Data entries for graphics.

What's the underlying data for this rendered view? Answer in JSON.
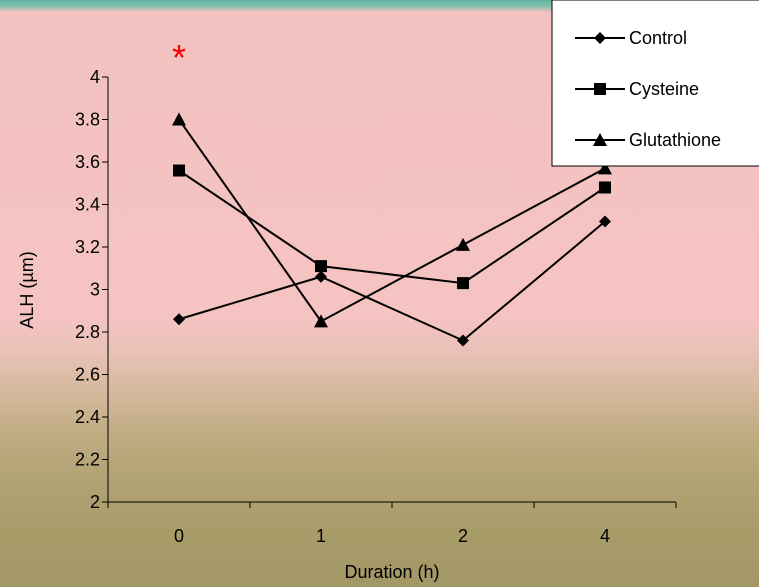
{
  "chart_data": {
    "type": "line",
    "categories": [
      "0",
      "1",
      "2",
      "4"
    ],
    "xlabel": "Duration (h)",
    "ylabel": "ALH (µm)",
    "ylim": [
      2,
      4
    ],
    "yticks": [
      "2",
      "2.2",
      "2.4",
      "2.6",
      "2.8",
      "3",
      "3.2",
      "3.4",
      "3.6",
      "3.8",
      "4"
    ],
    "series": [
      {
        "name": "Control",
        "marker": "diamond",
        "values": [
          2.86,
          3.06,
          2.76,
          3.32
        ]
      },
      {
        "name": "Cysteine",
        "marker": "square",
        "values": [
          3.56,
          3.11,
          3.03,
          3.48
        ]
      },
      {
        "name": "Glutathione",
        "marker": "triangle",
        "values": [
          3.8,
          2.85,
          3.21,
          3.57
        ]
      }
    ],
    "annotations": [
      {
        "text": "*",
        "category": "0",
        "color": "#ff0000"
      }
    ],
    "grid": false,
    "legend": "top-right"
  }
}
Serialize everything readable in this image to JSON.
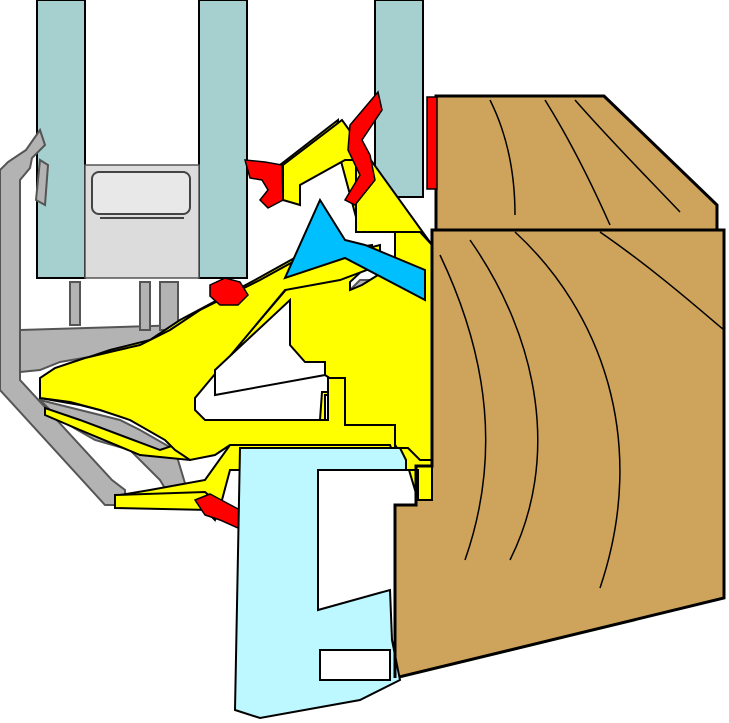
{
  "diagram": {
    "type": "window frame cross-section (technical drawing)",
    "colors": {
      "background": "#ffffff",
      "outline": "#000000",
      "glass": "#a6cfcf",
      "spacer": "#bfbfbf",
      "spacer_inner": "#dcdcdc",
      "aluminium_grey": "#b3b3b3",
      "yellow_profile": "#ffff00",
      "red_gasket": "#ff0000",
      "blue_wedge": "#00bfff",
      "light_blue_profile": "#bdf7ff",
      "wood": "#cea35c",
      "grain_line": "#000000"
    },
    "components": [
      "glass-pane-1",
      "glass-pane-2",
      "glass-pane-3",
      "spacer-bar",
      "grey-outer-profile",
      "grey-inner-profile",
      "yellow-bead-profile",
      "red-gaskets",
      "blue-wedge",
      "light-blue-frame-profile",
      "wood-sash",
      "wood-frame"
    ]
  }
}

Exercise instructions. Without the pictures, write out every entry precisely as it appears.

Solution for this problem.
What's the underlying data for this rendered view? Answer in JSON.
{
  "chart_data": {
    "type": "line",
    "categories": [
      "0",
      "1",
      "2",
      "4"
    ],
    "xlabel": "Duration (h)",
    "ylabel": "ALH (µm)",
    "ylim": [
      2,
      4
    ],
    "yticks": [
      "2",
      "2.2",
      "2.4",
      "2.6",
      "2.8",
      "3",
      "3.2",
      "3.4",
      "3.6",
      "3.8",
      "4"
    ],
    "series": [
      {
        "name": "Control",
        "marker": "diamond",
        "values": [
          2.86,
          3.06,
          2.76,
          3.32
        ]
      },
      {
        "name": "Cysteine",
        "marker": "square",
        "values": [
          3.56,
          3.11,
          3.03,
          3.48
        ]
      },
      {
        "name": "Glutathione",
        "marker": "triangle",
        "values": [
          3.8,
          2.85,
          3.21,
          3.57
        ]
      }
    ],
    "annotations": [
      {
        "text": "*",
        "category": "0",
        "color": "#ff0000"
      }
    ],
    "grid": false,
    "legend": "top-right"
  }
}
Serialize everything readable in this image to JSON.
{
  "diagram": {
    "type": "window frame cross-section (technical drawing)",
    "colors": {
      "background": "#ffffff",
      "outline": "#000000",
      "glass": "#a6cfcf",
      "spacer": "#bfbfbf",
      "spacer_inner": "#dcdcdc",
      "aluminium_grey": "#b3b3b3",
      "yellow_profile": "#ffff00",
      "red_gasket": "#ff0000",
      "blue_wedge": "#00bfff",
      "light_blue_profile": "#bdf7ff",
      "wood": "#cea35c",
      "grain_line": "#000000"
    },
    "components": [
      "glass-pane-1",
      "glass-pane-2",
      "glass-pane-3",
      "spacer-bar",
      "grey-outer-profile",
      "grey-inner-profile",
      "yellow-bead-profile",
      "red-gaskets",
      "blue-wedge",
      "light-blue-frame-profile",
      "wood-sash",
      "wood-frame"
    ]
  }
}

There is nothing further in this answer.